— Begin —
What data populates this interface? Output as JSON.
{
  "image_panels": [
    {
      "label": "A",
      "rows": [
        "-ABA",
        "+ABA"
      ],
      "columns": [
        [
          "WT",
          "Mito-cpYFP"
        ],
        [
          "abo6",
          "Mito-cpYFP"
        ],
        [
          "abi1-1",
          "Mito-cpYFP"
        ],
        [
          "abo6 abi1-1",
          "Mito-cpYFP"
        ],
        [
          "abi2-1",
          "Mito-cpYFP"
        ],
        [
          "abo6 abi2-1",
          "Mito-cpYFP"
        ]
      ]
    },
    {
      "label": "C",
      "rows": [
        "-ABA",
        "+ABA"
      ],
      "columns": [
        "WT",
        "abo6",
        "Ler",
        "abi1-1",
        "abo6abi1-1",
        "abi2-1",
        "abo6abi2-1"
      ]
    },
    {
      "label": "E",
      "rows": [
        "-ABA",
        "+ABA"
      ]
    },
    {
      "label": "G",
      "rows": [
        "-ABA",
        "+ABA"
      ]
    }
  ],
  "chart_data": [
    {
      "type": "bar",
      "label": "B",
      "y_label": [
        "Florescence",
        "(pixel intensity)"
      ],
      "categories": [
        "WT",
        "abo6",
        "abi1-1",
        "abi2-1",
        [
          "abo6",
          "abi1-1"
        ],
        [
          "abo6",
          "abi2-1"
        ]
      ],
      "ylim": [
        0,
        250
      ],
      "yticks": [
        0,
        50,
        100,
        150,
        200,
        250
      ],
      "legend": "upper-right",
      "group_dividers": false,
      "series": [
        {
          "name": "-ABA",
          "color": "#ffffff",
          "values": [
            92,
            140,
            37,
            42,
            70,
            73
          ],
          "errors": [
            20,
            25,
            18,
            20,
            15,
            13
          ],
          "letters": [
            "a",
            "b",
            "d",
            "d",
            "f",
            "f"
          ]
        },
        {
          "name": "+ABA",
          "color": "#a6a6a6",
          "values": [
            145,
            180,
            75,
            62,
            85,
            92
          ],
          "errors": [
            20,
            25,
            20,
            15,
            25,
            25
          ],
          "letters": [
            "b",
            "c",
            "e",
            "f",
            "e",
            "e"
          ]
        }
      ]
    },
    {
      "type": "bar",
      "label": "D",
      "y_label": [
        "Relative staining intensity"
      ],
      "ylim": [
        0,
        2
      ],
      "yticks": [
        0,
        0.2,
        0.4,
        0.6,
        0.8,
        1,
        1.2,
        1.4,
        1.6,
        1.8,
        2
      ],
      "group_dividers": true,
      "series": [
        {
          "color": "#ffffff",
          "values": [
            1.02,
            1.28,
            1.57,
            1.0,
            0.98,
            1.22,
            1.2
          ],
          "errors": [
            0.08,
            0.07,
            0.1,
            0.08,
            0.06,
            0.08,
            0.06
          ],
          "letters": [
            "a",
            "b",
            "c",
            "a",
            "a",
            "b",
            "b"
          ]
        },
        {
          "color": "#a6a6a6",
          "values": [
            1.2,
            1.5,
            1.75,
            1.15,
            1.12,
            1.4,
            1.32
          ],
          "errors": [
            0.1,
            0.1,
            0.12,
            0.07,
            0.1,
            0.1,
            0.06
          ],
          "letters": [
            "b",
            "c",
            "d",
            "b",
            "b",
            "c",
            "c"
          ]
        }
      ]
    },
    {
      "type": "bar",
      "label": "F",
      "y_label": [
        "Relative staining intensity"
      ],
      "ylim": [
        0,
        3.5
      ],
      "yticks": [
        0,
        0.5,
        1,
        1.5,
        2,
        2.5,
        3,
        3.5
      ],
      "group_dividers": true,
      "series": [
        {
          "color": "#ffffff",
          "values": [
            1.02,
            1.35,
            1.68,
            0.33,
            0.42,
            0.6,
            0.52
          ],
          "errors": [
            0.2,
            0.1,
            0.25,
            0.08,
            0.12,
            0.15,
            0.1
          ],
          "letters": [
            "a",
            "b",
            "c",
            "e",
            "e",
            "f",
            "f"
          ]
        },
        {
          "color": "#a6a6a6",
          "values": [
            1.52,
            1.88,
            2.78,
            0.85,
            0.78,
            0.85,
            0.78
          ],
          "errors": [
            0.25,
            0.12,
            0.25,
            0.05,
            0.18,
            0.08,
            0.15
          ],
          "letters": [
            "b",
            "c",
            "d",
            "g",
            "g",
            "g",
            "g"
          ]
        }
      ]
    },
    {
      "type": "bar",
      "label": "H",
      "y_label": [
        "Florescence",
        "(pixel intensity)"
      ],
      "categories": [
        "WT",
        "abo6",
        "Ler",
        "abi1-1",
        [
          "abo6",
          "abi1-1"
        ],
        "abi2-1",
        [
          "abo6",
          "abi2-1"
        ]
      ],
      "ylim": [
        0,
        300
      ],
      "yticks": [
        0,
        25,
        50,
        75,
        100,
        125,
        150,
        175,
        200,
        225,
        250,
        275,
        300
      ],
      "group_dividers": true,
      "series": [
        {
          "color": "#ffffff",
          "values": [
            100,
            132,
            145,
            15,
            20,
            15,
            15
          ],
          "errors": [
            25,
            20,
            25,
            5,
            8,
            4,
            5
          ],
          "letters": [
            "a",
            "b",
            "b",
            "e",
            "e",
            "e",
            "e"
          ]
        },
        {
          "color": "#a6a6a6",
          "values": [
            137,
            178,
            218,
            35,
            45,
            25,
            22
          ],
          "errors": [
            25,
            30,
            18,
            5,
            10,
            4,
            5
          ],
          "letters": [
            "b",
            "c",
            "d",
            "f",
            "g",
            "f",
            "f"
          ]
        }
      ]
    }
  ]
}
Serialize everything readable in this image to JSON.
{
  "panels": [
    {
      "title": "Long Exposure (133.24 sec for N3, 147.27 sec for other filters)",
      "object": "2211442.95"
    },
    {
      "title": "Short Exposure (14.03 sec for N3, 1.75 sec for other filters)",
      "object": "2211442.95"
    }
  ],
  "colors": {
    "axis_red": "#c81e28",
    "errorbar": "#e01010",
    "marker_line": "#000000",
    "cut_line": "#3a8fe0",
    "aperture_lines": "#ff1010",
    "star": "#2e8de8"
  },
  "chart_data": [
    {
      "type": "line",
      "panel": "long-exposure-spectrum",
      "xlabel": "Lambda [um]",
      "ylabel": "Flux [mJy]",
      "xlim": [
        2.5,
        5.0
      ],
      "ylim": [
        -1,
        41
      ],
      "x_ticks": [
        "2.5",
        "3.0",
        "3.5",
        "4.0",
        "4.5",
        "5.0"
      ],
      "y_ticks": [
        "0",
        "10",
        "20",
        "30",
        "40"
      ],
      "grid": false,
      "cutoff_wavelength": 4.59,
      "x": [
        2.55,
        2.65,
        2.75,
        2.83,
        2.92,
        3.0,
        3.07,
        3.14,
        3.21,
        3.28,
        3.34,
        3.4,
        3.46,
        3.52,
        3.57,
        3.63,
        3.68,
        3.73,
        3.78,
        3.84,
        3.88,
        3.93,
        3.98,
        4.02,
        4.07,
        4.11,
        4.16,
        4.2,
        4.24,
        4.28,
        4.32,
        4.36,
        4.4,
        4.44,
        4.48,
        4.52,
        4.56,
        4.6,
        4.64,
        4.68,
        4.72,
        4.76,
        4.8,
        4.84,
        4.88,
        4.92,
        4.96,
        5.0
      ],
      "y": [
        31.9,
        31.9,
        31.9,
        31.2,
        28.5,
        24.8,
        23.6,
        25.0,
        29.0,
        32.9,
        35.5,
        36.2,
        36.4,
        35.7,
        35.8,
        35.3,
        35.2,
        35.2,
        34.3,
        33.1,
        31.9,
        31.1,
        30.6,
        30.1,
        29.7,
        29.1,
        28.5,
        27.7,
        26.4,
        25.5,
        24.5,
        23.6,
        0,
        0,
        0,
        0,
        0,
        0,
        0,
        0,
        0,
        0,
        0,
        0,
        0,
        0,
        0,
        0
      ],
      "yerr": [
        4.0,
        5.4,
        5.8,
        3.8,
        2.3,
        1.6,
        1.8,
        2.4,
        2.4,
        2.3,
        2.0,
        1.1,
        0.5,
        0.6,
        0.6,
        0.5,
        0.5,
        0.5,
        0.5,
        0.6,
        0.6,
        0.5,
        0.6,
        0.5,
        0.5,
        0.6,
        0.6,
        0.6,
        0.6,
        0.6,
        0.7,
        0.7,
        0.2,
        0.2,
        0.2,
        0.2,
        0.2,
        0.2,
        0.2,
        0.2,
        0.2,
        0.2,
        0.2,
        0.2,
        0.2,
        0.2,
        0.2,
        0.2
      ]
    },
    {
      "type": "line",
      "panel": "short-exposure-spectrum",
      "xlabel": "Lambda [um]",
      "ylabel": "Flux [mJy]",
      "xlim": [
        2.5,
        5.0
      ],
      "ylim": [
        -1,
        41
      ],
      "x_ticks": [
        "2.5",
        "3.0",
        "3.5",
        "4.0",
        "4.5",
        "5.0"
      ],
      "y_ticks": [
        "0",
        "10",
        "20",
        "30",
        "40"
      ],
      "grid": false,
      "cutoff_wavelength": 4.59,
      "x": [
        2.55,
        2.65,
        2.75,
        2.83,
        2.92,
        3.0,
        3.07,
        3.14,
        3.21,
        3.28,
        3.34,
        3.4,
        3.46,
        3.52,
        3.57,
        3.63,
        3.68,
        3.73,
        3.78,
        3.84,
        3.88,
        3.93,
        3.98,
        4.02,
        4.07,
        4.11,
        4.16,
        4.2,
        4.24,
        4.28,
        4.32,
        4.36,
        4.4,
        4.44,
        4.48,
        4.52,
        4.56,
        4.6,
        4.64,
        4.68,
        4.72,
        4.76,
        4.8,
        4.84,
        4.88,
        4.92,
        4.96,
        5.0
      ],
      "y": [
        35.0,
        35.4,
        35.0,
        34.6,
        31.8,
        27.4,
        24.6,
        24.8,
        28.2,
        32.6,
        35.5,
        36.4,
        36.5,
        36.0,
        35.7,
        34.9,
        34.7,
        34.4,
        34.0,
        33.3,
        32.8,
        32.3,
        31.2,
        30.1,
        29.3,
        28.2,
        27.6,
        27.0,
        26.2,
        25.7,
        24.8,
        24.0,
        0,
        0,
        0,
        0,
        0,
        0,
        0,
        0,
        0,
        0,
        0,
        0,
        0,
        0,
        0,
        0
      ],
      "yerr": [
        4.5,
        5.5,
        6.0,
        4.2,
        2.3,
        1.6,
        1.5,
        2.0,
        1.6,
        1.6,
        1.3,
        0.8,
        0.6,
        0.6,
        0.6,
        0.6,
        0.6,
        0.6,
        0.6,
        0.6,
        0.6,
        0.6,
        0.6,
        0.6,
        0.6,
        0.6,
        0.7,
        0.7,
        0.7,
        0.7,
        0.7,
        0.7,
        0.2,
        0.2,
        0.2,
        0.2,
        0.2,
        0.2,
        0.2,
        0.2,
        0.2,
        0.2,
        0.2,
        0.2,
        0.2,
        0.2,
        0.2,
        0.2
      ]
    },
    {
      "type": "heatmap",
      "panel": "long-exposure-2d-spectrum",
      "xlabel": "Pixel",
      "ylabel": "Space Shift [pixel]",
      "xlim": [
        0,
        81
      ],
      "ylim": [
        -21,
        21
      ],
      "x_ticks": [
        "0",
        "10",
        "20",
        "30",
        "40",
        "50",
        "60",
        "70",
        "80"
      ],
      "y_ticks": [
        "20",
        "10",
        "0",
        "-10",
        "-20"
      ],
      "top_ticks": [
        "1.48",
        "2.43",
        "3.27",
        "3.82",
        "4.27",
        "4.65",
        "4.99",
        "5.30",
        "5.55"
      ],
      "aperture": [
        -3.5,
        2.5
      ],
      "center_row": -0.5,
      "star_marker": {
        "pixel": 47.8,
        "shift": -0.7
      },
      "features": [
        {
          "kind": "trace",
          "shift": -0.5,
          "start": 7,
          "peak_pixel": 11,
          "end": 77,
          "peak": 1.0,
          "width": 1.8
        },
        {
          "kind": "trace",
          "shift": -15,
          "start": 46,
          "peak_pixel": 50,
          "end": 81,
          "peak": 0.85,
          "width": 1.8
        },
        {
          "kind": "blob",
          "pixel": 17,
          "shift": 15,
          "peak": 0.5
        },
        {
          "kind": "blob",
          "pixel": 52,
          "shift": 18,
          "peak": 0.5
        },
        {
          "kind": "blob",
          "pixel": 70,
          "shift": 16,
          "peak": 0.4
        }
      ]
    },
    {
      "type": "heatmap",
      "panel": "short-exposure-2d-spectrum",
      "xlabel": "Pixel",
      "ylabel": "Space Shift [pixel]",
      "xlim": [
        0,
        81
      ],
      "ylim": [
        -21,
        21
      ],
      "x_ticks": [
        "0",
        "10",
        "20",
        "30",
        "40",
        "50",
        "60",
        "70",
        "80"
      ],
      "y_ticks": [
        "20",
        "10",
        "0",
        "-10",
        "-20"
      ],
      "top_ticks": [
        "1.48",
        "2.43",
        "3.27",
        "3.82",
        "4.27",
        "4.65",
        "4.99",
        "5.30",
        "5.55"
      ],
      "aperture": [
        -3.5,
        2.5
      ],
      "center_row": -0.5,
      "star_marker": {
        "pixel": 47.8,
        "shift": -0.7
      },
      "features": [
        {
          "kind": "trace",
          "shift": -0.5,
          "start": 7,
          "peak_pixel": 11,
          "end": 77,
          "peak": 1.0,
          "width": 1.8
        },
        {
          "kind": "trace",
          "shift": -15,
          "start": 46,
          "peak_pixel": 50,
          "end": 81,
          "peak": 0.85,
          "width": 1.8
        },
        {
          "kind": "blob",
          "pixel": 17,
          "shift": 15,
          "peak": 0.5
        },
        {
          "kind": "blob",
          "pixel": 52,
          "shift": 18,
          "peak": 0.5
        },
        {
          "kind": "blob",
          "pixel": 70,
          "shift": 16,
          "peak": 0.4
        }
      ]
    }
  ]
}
— End —
Copy out each line of the records where the string "title" appears.

▸ Written response:
      "title": "Long Exposure (133.24 sec for N3, 147.27 sec for other filters)",
      "title": "Short Exposure (14.03 sec for N3, 1.75 sec for other filters)",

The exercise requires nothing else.